**EXERCISE PROMPT**
Pull out every line from the listing that has the word "better".
______________________________
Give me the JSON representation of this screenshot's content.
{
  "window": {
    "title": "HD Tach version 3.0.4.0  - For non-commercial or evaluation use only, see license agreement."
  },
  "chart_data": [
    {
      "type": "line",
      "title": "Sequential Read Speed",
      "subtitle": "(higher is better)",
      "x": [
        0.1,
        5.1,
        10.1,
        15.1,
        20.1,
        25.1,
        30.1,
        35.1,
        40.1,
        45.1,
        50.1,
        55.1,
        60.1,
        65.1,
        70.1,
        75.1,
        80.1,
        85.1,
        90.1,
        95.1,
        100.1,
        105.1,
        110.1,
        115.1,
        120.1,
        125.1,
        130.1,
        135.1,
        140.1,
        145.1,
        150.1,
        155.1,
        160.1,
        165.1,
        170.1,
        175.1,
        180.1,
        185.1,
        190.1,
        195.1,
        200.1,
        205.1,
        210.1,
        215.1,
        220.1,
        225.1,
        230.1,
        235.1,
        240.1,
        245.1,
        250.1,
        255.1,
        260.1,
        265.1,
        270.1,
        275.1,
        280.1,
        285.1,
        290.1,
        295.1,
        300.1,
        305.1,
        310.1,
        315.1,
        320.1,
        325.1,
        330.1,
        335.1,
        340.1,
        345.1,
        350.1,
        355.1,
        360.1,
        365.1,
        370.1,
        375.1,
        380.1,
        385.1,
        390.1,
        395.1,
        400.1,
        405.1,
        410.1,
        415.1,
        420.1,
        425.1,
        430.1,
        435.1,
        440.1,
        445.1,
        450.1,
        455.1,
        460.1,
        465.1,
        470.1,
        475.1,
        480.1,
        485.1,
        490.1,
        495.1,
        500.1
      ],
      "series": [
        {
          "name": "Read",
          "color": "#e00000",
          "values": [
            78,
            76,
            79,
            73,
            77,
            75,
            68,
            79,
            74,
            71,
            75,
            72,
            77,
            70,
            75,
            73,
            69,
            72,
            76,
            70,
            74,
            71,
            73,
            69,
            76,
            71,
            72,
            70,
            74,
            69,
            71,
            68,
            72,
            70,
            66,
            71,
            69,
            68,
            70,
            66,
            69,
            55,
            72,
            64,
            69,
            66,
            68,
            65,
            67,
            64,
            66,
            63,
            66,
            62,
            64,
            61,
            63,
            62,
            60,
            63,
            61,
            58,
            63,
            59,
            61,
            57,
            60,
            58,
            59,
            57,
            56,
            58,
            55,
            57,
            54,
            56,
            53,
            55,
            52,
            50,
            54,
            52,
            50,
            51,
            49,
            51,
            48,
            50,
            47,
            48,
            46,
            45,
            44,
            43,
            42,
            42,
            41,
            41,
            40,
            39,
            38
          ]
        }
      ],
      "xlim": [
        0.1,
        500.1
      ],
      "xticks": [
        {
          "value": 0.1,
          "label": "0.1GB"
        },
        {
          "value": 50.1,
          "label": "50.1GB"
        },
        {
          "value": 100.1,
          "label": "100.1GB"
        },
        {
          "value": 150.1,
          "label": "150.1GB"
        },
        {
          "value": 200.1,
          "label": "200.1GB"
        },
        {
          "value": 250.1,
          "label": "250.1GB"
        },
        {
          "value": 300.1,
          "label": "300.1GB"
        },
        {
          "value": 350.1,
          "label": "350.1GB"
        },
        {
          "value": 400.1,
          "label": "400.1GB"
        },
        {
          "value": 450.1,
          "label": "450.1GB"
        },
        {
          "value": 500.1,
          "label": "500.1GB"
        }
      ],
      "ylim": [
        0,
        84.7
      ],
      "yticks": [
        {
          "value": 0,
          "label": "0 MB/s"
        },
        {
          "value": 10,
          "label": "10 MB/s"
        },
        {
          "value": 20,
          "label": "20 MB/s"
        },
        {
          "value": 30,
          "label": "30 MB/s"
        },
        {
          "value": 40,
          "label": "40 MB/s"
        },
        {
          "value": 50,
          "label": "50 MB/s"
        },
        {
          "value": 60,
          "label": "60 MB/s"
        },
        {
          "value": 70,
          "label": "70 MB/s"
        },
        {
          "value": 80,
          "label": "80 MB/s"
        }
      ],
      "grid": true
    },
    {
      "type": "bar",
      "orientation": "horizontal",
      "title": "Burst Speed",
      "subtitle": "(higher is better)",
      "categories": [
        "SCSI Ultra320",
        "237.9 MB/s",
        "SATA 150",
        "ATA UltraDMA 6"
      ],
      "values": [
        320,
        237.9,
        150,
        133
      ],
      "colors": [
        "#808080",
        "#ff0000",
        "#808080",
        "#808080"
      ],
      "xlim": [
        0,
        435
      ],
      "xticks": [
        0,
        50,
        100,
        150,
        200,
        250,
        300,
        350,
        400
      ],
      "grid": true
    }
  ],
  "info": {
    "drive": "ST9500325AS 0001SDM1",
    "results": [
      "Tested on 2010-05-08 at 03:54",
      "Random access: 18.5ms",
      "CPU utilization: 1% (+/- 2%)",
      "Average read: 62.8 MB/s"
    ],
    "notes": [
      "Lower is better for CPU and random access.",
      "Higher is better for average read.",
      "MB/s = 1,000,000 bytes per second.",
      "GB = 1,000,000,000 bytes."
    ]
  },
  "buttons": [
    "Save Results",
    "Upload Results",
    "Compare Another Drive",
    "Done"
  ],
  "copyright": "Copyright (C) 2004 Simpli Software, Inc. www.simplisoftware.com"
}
______________________________
**THE REPLY**
      "subtitle": "(higher is better)",
      "subtitle": "(higher is better)",
      "Lower is better for CPU and random access.",
      "Higher is better for average read.",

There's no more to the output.